## What is being asked
Reproduce the whole listing, character for character.

-*-

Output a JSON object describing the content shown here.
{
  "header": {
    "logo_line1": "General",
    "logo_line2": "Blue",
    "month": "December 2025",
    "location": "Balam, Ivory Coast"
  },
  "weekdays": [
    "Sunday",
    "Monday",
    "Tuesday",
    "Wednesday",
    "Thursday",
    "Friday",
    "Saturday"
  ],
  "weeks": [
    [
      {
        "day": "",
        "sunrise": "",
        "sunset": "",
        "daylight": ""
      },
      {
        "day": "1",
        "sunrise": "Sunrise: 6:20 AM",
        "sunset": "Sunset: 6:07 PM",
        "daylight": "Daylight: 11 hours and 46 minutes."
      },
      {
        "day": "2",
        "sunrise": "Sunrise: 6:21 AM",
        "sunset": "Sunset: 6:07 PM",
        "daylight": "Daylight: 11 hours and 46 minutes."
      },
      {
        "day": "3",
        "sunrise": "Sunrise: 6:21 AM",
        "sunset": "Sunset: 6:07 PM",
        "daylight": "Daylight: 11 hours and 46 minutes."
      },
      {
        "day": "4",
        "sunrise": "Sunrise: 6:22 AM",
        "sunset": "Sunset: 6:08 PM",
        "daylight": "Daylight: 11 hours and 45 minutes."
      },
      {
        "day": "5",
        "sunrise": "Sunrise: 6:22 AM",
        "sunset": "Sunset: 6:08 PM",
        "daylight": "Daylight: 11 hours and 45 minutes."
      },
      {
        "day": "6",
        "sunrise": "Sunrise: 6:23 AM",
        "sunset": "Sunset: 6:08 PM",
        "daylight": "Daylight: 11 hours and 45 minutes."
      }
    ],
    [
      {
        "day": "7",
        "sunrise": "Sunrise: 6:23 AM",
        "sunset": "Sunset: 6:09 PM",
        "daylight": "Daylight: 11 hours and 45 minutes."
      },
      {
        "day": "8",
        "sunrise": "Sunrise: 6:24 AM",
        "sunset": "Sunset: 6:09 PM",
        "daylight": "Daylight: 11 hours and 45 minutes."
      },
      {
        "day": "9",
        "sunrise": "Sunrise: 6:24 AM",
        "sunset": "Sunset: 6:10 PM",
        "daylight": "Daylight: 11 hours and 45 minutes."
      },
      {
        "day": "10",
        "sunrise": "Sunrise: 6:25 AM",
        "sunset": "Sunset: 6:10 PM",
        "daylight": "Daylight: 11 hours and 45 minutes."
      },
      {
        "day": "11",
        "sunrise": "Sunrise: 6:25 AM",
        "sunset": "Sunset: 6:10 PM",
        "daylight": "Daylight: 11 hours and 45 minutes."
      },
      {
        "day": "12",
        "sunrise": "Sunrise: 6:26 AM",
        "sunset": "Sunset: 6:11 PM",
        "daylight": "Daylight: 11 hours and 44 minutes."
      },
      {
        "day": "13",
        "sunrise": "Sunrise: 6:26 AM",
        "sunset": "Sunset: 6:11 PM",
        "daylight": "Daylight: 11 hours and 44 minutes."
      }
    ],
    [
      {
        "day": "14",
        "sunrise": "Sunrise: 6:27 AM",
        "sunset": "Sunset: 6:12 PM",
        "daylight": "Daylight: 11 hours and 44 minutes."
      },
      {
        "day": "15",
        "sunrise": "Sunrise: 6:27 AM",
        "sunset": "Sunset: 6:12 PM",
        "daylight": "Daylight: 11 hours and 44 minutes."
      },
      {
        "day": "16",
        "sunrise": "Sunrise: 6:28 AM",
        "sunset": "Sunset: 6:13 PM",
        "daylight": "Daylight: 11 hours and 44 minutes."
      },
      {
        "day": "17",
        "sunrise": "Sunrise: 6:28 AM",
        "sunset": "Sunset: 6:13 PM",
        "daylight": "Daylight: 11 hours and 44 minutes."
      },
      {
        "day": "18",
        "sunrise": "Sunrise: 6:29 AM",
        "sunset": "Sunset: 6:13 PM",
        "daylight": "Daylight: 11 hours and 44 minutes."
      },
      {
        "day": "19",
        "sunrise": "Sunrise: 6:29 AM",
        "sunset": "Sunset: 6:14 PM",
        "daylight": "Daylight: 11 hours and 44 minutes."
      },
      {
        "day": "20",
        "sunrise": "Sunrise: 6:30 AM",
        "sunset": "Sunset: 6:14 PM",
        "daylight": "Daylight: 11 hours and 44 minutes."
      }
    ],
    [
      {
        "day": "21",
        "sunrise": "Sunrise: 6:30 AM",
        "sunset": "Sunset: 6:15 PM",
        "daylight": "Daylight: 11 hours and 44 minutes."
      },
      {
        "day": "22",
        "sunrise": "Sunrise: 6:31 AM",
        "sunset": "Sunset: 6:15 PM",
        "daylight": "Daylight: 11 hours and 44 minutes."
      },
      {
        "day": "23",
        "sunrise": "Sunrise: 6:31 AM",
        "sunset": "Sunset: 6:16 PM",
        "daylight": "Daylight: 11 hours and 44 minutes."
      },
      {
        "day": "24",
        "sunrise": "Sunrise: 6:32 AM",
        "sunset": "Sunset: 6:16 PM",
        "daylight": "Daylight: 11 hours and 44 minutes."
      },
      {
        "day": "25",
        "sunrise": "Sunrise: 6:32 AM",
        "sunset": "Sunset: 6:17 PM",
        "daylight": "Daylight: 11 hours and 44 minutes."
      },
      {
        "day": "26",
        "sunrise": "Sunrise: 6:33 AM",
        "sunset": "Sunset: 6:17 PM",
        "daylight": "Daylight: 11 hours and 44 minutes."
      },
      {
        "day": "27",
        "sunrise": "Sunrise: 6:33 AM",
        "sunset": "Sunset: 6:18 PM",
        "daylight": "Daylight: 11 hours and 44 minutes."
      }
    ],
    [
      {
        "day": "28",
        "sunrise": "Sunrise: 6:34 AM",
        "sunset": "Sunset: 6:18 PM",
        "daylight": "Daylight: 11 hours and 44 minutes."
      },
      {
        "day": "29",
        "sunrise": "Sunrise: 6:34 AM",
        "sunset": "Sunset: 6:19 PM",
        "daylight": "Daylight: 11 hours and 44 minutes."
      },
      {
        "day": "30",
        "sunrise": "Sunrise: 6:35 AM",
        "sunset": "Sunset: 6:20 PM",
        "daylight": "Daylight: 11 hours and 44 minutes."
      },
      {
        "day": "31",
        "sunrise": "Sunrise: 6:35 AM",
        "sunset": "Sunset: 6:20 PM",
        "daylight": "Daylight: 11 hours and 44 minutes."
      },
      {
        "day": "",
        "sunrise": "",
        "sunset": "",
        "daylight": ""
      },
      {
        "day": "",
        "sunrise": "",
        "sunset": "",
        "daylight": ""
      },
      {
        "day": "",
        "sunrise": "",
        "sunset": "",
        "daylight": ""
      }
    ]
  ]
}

-*-

## Written solution
Output a JSON object describing the content shown here.
{
  "header": {
    "logo_line1": "General",
    "logo_line2": "Blue",
    "month": "December 2025",
    "location": "Balam, Ivory Coast"
  },
  "weekdays": [
    "Sunday",
    "Monday",
    "Tuesday",
    "Wednesday",
    "Thursday",
    "Friday",
    "Saturday"
  ],
  "weeks": [
    [
      {
        "day": "",
        "sunrise": "",
        "sunset": "",
        "daylight": ""
      },
      {
        "day": "1",
        "sunrise": "Sunrise: 6:20 AM",
        "sunset": "Sunset: 6:07 PM",
        "daylight": "Daylight: 11 hours and 46 minutes."
      },
      {
        "day": "2",
        "sunrise": "Sunrise: 6:21 AM",
        "sunset": "Sunset: 6:07 PM",
        "daylight": "Daylight: 11 hours and 46 minutes."
      },
      {
        "day": "3",
        "sunrise": "Sunrise: 6:21 AM",
        "sunset": "Sunset: 6:07 PM",
        "daylight": "Daylight: 11 hours and 46 minutes."
      },
      {
        "day": "4",
        "sunrise": "Sunrise: 6:22 AM",
        "sunset": "Sunset: 6:08 PM",
        "daylight": "Daylight: 11 hours and 45 minutes."
      },
      {
        "day": "5",
        "sunrise": "Sunrise: 6:22 AM",
        "sunset": "Sunset: 6:08 PM",
        "daylight": "Daylight: 11 hours and 45 minutes."
      },
      {
        "day": "6",
        "sunrise": "Sunrise: 6:23 AM",
        "sunset": "Sunset: 6:08 PM",
        "daylight": "Daylight: 11 hours and 45 minutes."
      }
    ],
    [
      {
        "day": "7",
        "sunrise": "Sunrise: 6:23 AM",
        "sunset": "Sunset: 6:09 PM",
        "daylight": "Daylight: 11 hours and 45 minutes."
      },
      {
        "day": "8",
        "sunrise": "Sunrise: 6:24 AM",
        "sunset": "Sunset: 6:09 PM",
        "daylight": "Daylight: 11 hours and 45 minutes."
      },
      {
        "day": "9",
        "sunrise": "Sunrise: 6:24 AM",
        "sunset": "Sunset: 6:10 PM",
        "daylight": "Daylight: 11 hours and 45 minutes."
      },
      {
        "day": "10",
        "sunrise": "Sunrise: 6:25 AM",
        "sunset": "Sunset: 6:10 PM",
        "daylight": "Daylight: 11 hours and 45 minutes."
      },
      {
        "day": "11",
        "sunrise": "Sunrise: 6:25 AM",
        "sunset": "Sunset: 6:10 PM",
        "daylight": "Daylight: 11 hours and 45 minutes."
      },
      {
        "day": "12",
        "sunrise": "Sunrise: 6:26 AM",
        "sunset": "Sunset: 6:11 PM",
        "daylight": "Daylight: 11 hours and 44 minutes."
      },
      {
        "day": "13",
        "sunrise": "Sunrise: 6:26 AM",
        "sunset": "Sunset: 6:11 PM",
        "daylight": "Daylight: 11 hours and 44 minutes."
      }
    ],
    [
      {
        "day": "14",
        "sunrise": "Sunrise: 6:27 AM",
        "sunset": "Sunset: 6:12 PM",
        "daylight": "Daylight: 11 hours and 44 minutes."
      },
      {
        "day": "15",
        "sunrise": "Sunrise: 6:27 AM",
        "sunset": "Sunset: 6:12 PM",
        "daylight": "Daylight: 11 hours and 44 minutes."
      },
      {
        "day": "16",
        "sunrise": "Sunrise: 6:28 AM",
        "sunset": "Sunset: 6:13 PM",
        "daylight": "Daylight: 11 hours and 44 minutes."
      },
      {
        "day": "17",
        "sunrise": "Sunrise: 6:28 AM",
        "sunset": "Sunset: 6:13 PM",
        "daylight": "Daylight: 11 hours and 44 minutes."
      },
      {
        "day": "18",
        "sunrise": "Sunrise: 6:29 AM",
        "sunset": "Sunset: 6:13 PM",
        "daylight": "Daylight: 11 hours and 44 minutes."
      },
      {
        "day": "19",
        "sunrise": "Sunrise: 6:29 AM",
        "sunset": "Sunset: 6:14 PM",
        "daylight": "Daylight: 11 hours and 44 minutes."
      },
      {
        "day": "20",
        "sunrise": "Sunrise: 6:30 AM",
        "sunset": "Sunset: 6:14 PM",
        "daylight": "Daylight: 11 hours and 44 minutes."
      }
    ],
    [
      {
        "day": "21",
        "sunrise": "Sunrise: 6:30 AM",
        "sunset": "Sunset: 6:15 PM",
        "daylight": "Daylight: 11 hours and 44 minutes."
      },
      {
        "day": "22",
        "sunrise": "Sunrise: 6:31 AM",
        "sunset": "Sunset: 6:15 PM",
        "daylight": "Daylight: 11 hours and 44 minutes."
      },
      {
        "day": "23",
        "sunrise": "Sunrise: 6:31 AM",
        "sunset": "Sunset: 6:16 PM",
        "daylight": "Daylight: 11 hours and 44 minutes."
      },
      {
        "day": "24",
        "sunrise": "Sunrise: 6:32 AM",
        "sunset": "Sunset: 6:16 PM",
        "daylight": "Daylight: 11 hours and 44 minutes."
      },
      {
        "day": "25",
        "sunrise": "Sunrise: 6:32 AM",
        "sunset": "Sunset: 6:17 PM",
        "daylight": "Daylight: 11 hours and 44 minutes."
      },
      {
        "day": "26",
        "sunrise": "Sunrise: 6:33 AM",
        "sunset": "Sunset: 6:17 PM",
        "daylight": "Daylight: 11 hours and 44 minutes."
      },
      {
        "day": "27",
        "sunrise": "Sunrise: 6:33 AM",
        "sunset": "Sunset: 6:18 PM",
        "daylight": "Daylight: 11 hours and 44 minutes."
      }
    ],
    [
      {
        "day": "28",
        "sunrise": "Sunrise: 6:34 AM",
        "sunset": "Sunset: 6:18 PM",
        "daylight": "Daylight: 11 hours and 44 minutes."
      },
      {
        "day": "29",
        "sunrise": "Sunrise: 6:34 AM",
        "sunset": "Sunset: 6:19 PM",
        "daylight": "Daylight: 11 hours and 44 minutes."
      },
      {
        "day": "30",
        "sunrise": "Sunrise: 6:35 AM",
        "sunset": "Sunset: 6:20 PM",
        "daylight": "Daylight: 11 hours and 44 minutes."
      },
      {
        "day": "31",
        "sunrise": "Sunrise: 6:35 AM",
        "sunset": "Sunset: 6:20 PM",
        "daylight": "Daylight: 11 hours and 44 minutes."
      },
      {
        "day": "",
        "sunrise": "",
        "sunset": "",
        "daylight": ""
      },
      {
        "day": "",
        "sunrise": "",
        "sunset": "",
        "daylight": ""
      },
      {
        "day": "",
        "sunrise": "",
        "sunset": "",
        "daylight": ""
      }
    ]
  ]
}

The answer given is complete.